--- EXERCISE INSTRUCTIONS ---
Using the listing below, please gather every line containing the word "name".

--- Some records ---
— START —
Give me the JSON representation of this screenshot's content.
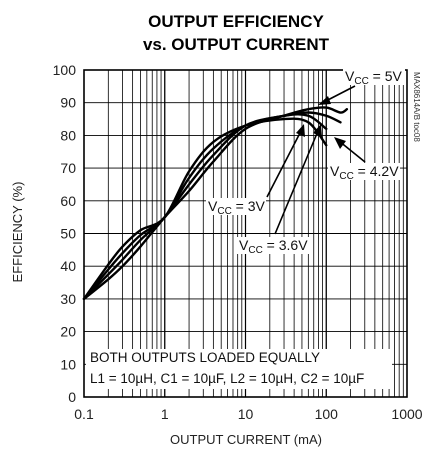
{
  "chart_data": {
    "type": "line",
    "title": "OUTPUT EFFICIENCY",
    "subtitle": "vs. OUTPUT CURRENT",
    "xlabel": "OUTPUT CURRENT (mA)",
    "ylabel": "EFFICIENCY (%)",
    "xscale": "log",
    "xlim": [
      0.1,
      1000
    ],
    "ylim": [
      0,
      100
    ],
    "xticks": [
      "0.1",
      "1",
      "10",
      "100",
      "1000"
    ],
    "yticks": [
      "0",
      "10",
      "20",
      "30",
      "40",
      "50",
      "60",
      "70",
      "80",
      "90",
      "100"
    ],
    "grid": true,
    "side_tag": "MAX8614A/B toc08",
    "note_lines": [
      "BOTH OUTPUTS LOADED EQUALLY",
      "L1 = 10µH, C1 = 10µF, L2 = 10µH, C2 = 10µF"
    ],
    "series": [
      {
        "name": "VCC = 5V",
        "label_main": "V",
        "label_sub": "CC",
        "label_rest": " = 5V",
        "x": [
          0.1,
          0.2,
          0.3,
          0.5,
          1,
          2,
          4,
          10,
          30,
          60,
          100,
          150,
          180
        ],
        "y": [
          30,
          36,
          40,
          46,
          55,
          63,
          72,
          82,
          86,
          88,
          88.5,
          87,
          88
        ]
      },
      {
        "name": "VCC = 4.2V",
        "label_main": "V",
        "label_sub": "CC",
        "label_rest": " = 4.2V",
        "x": [
          0.1,
          0.2,
          0.3,
          0.5,
          1,
          2,
          4,
          10,
          30,
          60,
          100,
          150
        ],
        "y": [
          30,
          37.5,
          42,
          48,
          55,
          65,
          74,
          83,
          86,
          87,
          86,
          84
        ]
      },
      {
        "name": "VCC = 3.6V",
        "label_main": "V",
        "label_sub": "CC",
        "label_rest": " = 3.6V",
        "x": [
          0.1,
          0.2,
          0.3,
          0.5,
          1,
          2,
          4,
          10,
          30,
          60,
          100
        ],
        "y": [
          30,
          39,
          44,
          49.5,
          55,
          67,
          76,
          83,
          86,
          86,
          82
        ]
      },
      {
        "name": "VCC = 3V",
        "label_main": "V",
        "label_sub": "CC",
        "label_rest": " = 3V",
        "x": [
          0.1,
          0.2,
          0.3,
          0.5,
          1,
          2,
          4,
          10,
          30,
          60,
          100
        ],
        "y": [
          30,
          40.5,
          46,
          51,
          55,
          69,
          78,
          83,
          85,
          84,
          77
        ]
      }
    ]
  }
}
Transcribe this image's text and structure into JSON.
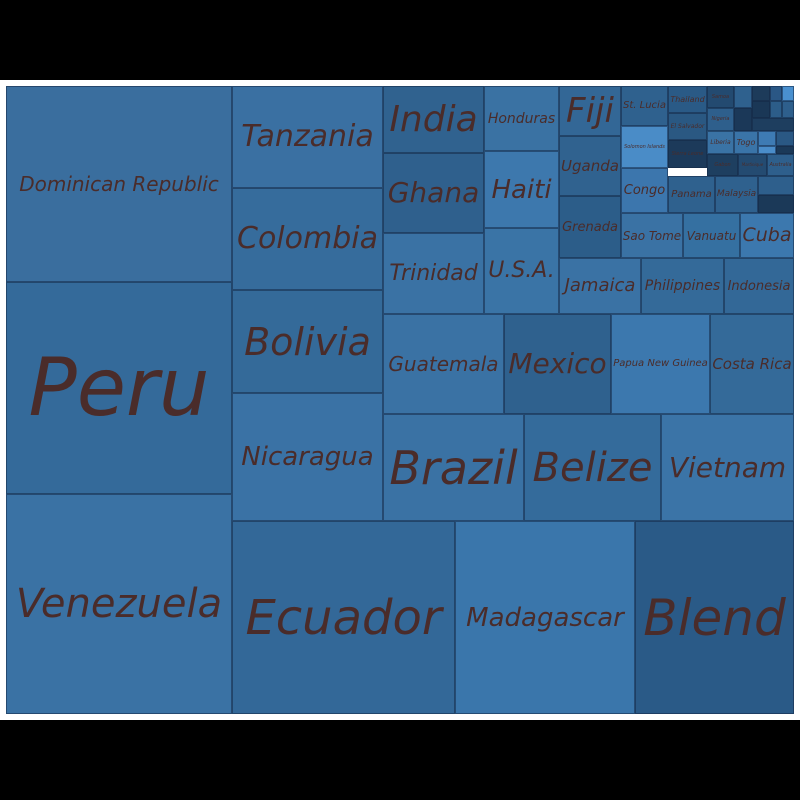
{
  "chart_data": {
    "type": "treemap",
    "colors": {
      "background": "#000000",
      "frame": "#ffffff",
      "text": "#4a2c2a",
      "tile_default": "#3a6e9e"
    },
    "items": [
      {
        "label": "Peru",
        "color": "#346a9a"
      },
      {
        "label": "Dominican Republic",
        "color": "#3a6e9e"
      },
      {
        "label": "Venezuela",
        "color": "#3a72a4"
      },
      {
        "label": "Ecuador",
        "color": "#336898"
      },
      {
        "label": "Madagascar",
        "color": "#3a76ab"
      },
      {
        "label": "Blend",
        "color": "#2a5a87"
      },
      {
        "label": "Tanzania",
        "color": "#3a70a2"
      },
      {
        "label": "Colombia",
        "color": "#366c9c"
      },
      {
        "label": "Bolivia",
        "color": "#346a99"
      },
      {
        "label": "Nicaragua",
        "color": "#3a72a5"
      },
      {
        "label": "India",
        "color": "#30628f"
      },
      {
        "label": "Ghana",
        "color": "#2f608d"
      },
      {
        "label": "Trinidad",
        "color": "#3a72a4"
      },
      {
        "label": "Honduras",
        "color": "#3a72a3"
      },
      {
        "label": "Haiti",
        "color": "#3d78ad"
      },
      {
        "label": "U.S.A.",
        "color": "#3a74a6"
      },
      {
        "label": "Fiji",
        "color": "#336796"
      },
      {
        "label": "Uganda",
        "color": "#30628f"
      },
      {
        "label": "Grenada",
        "color": "#2c5d89"
      },
      {
        "label": "St. Lucia",
        "color": "#2f618e"
      },
      {
        "label": "Thailand",
        "color": "#2a5a86"
      },
      {
        "label": "El Salvador",
        "color": "#2a5882"
      },
      {
        "label": "Solomon Islands",
        "color": "#4a8cc7"
      },
      {
        "label": "Sierra Leone",
        "color": "#1c3a5a"
      },
      {
        "label": "Samoa",
        "color": "#234a70"
      },
      {
        "label": "Nigeria",
        "color": "#2e5f8c"
      },
      {
        "label": "Liberia",
        "color": "#3a73a5"
      },
      {
        "label": "Togo",
        "color": "#3a74a8"
      },
      {
        "label": "Gabon",
        "color": "#1e3f60"
      },
      {
        "label": "Martinique",
        "color": "#244b71"
      },
      {
        "label": "Australia",
        "color": "#2e5f8c"
      },
      {
        "label": "Congo",
        "color": "#3c76ad"
      },
      {
        "label": "Panama",
        "color": "#2f618e"
      },
      {
        "label": "Malaysia",
        "color": "#2f618e"
      },
      {
        "label": "Sao Tome",
        "color": "#3a72a4"
      },
      {
        "label": "Vanuatu",
        "color": "#3570a1"
      },
      {
        "label": "Cuba",
        "color": "#3c78ae"
      },
      {
        "label": "Jamaica",
        "color": "#3a72a4"
      },
      {
        "label": "Philippines",
        "color": "#346a99"
      },
      {
        "label": "Indonesia",
        "color": "#336897"
      },
      {
        "label": "Guatemala",
        "color": "#3a72a4"
      },
      {
        "label": "Mexico",
        "color": "#2f618e"
      },
      {
        "label": "Papua New Guinea",
        "color": "#3c78ae"
      },
      {
        "label": "Costa Rica",
        "color": "#346a99"
      },
      {
        "label": "Brazil",
        "color": "#3a72a4"
      },
      {
        "label": "Belize",
        "color": "#346b9b"
      },
      {
        "label": "Vietnam",
        "color": "#3b74a7"
      }
    ],
    "small_tiles": [
      {
        "color": "#2f618e"
      },
      {
        "color": "#1d3b5a"
      },
      {
        "color": "#2a5785"
      },
      {
        "color": "#4a90cf"
      },
      {
        "color": "#1a3756"
      },
      {
        "color": "#2c5d89"
      },
      {
        "color": "#2e5f8c"
      },
      {
        "color": "#1b3858"
      },
      {
        "color": "#3e7bb4"
      },
      {
        "color": "#2a5884"
      },
      {
        "color": "#4a8dca"
      },
      {
        "color": "#1b3958"
      },
      {
        "color": "#2e5f8c"
      },
      {
        "color": "#1b3958"
      },
      {
        "color": "#1e3e5f"
      }
    ]
  }
}
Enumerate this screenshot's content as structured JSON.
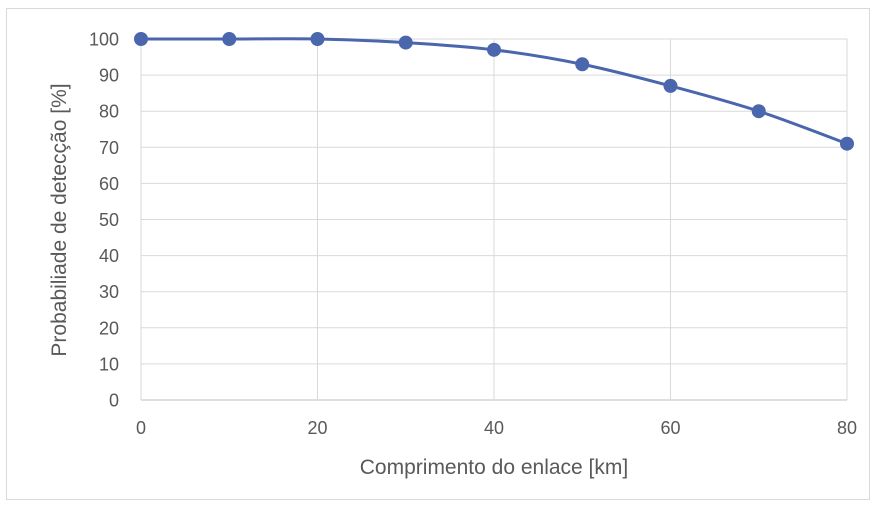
{
  "chart_data": {
    "type": "line",
    "title": "",
    "xlabel": "Comprimento do enlace [km]",
    "ylabel": "Probabiliade de detecção [%]",
    "x": [
      0,
      10,
      20,
      30,
      40,
      50,
      60,
      70,
      80
    ],
    "series": [
      {
        "values": [
          100,
          100,
          100,
          99,
          97,
          93,
          87,
          80,
          71
        ]
      }
    ],
    "xlim": [
      0,
      80
    ],
    "ylim": [
      0,
      100
    ],
    "xticks": [
      "0",
      "20",
      "40",
      "60",
      "80"
    ],
    "yticks": [
      "0",
      "10",
      "20",
      "30",
      "40",
      "50",
      "60",
      "70",
      "80",
      "90",
      "100"
    ],
    "grid": true,
    "legend": "none",
    "colors": {
      "series": "#4a66ac",
      "grid": "#d9d9d9",
      "text": "#595959"
    }
  }
}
— END —
--- COMPLETE ANSWER ---
        "name": "VCC = 5V",
        "name": "VCC = 4.2V",
        "name": "VCC = 3.6V",
        "name": "VCC = 3V",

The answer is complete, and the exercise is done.